_Problem details_
The listing below must be repeated word for word, with its images excluded.

_Source material_
((
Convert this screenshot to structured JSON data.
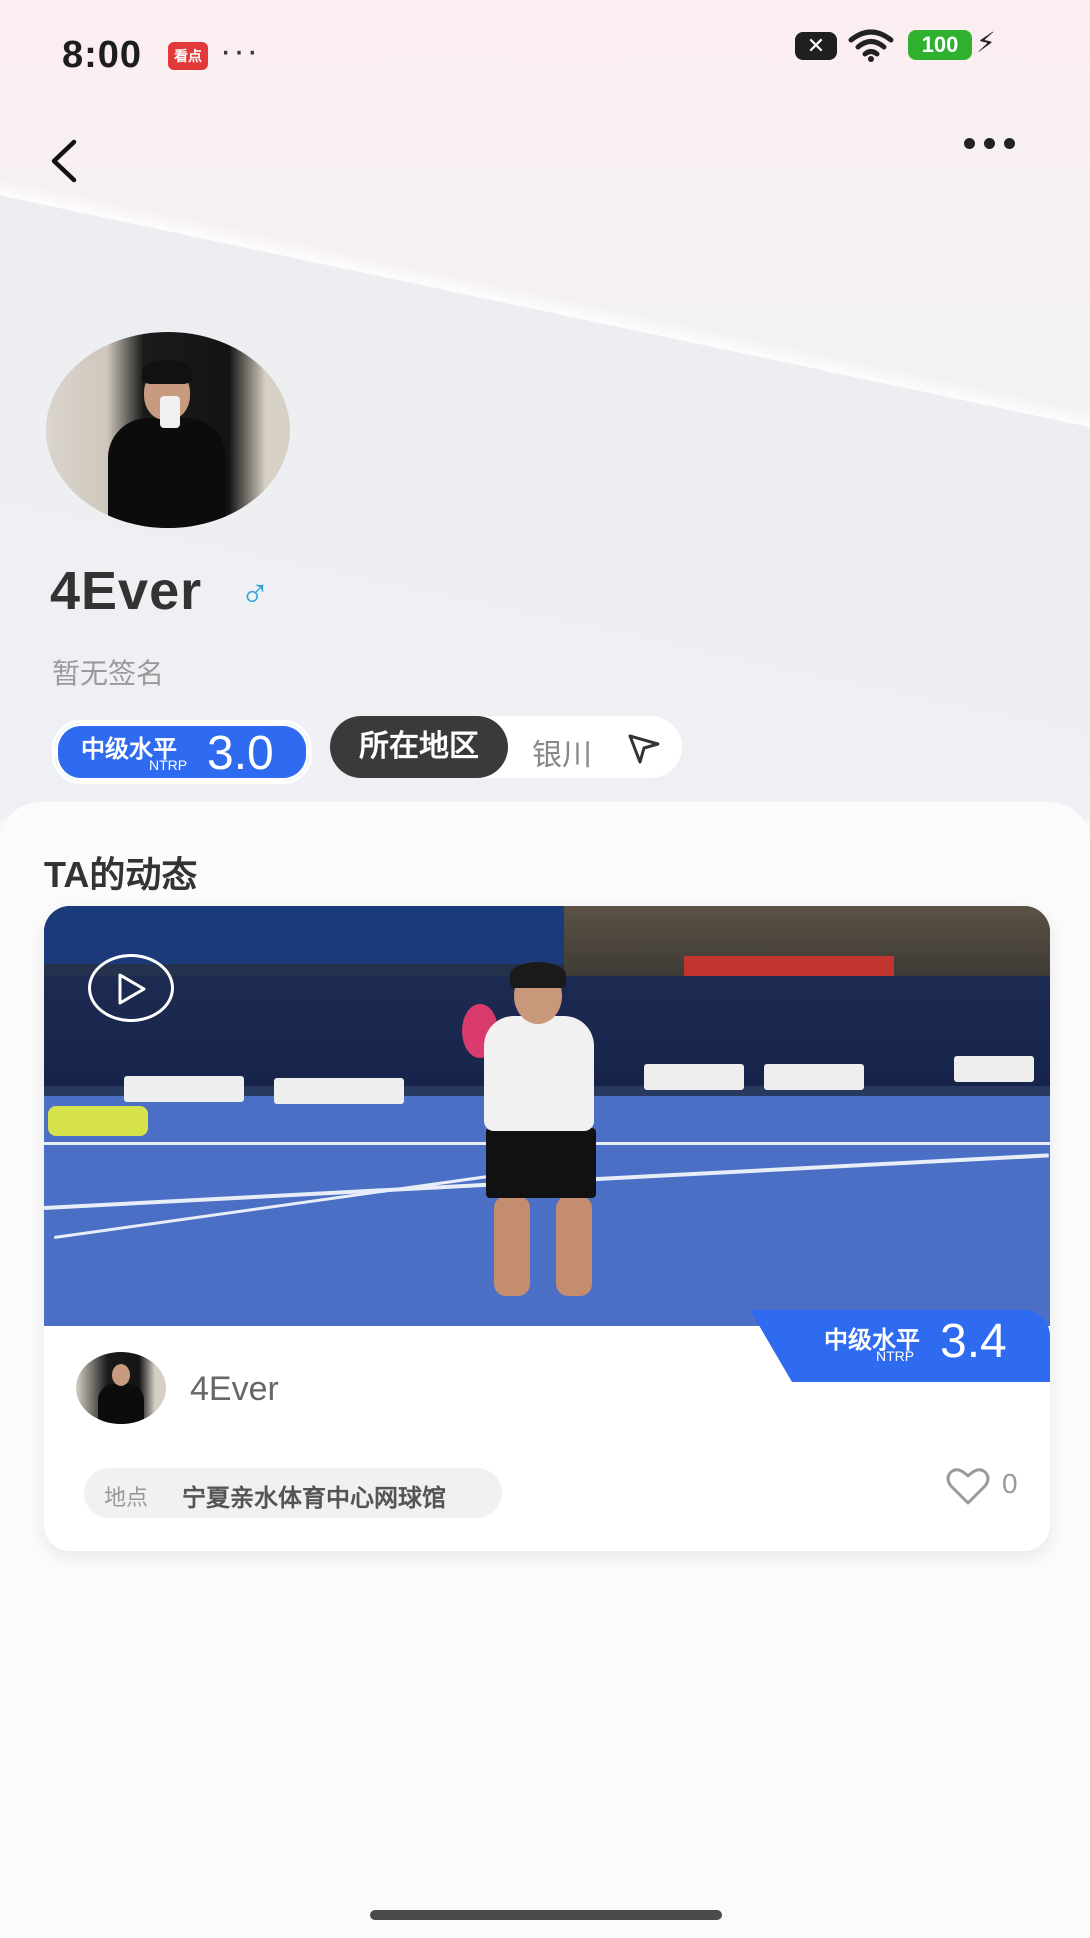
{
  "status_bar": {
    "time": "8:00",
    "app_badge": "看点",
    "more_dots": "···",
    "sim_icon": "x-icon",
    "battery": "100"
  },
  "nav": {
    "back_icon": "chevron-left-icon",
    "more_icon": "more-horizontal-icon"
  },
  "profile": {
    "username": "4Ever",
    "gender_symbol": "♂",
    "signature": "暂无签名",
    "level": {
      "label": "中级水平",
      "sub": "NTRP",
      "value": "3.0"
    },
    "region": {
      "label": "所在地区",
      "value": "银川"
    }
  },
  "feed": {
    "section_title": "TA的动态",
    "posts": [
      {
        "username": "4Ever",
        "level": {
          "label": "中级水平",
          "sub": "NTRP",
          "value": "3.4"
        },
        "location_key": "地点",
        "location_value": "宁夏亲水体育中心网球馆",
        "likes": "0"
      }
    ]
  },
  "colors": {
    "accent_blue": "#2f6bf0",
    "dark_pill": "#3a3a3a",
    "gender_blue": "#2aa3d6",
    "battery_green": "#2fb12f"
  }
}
))
_Answer to the task_
Convert this screenshot to structured JSON data.
{
  "status_bar": {
    "time": "8:00",
    "app_badge": "看点",
    "more_dots": "···",
    "sim_icon": "x-icon",
    "battery": "100"
  },
  "nav": {
    "back_icon": "chevron-left-icon",
    "more_icon": "more-horizontal-icon"
  },
  "profile": {
    "username": "4Ever",
    "gender_symbol": "♂",
    "signature": "暂无签名",
    "level": {
      "label": "中级水平",
      "sub": "NTRP",
      "value": "3.0"
    },
    "region": {
      "label": "所在地区",
      "value": "银川"
    }
  },
  "feed": {
    "section_title": "TA的动态",
    "posts": [
      {
        "username": "4Ever",
        "level": {
          "label": "中级水平",
          "sub": "NTRP",
          "value": "3.4"
        },
        "location_key": "地点",
        "location_value": "宁夏亲水体育中心网球馆",
        "likes": "0"
      }
    ]
  },
  "colors": {
    "accent_blue": "#2f6bf0",
    "dark_pill": "#3a3a3a",
    "gender_blue": "#2aa3d6",
    "battery_green": "#2fb12f"
  }
}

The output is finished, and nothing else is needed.